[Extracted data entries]
<<<<
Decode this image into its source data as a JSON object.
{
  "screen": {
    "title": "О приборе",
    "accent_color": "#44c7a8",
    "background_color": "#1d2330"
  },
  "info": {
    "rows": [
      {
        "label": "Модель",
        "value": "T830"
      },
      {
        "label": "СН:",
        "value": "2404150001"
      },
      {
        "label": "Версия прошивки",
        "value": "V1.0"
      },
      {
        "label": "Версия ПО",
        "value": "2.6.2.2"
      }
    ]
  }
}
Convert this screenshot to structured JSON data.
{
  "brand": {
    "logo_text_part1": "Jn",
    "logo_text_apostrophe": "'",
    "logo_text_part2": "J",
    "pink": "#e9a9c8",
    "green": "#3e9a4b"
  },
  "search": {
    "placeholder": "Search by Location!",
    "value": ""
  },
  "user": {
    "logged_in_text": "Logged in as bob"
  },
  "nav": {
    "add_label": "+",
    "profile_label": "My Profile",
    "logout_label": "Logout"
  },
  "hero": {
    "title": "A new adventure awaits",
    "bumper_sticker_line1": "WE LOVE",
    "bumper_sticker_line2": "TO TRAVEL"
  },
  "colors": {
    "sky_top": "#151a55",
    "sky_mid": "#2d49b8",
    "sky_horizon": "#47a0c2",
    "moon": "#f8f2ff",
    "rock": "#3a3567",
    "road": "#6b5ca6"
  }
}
>>>>
- Exercise
Scan the records above for the string "value", then report every line that contains it.

- Written response
        "value": "T830"
        "value": "2404150001"
        "value": "V1.0"
        "value": "2.6.2.2"
    "value": ""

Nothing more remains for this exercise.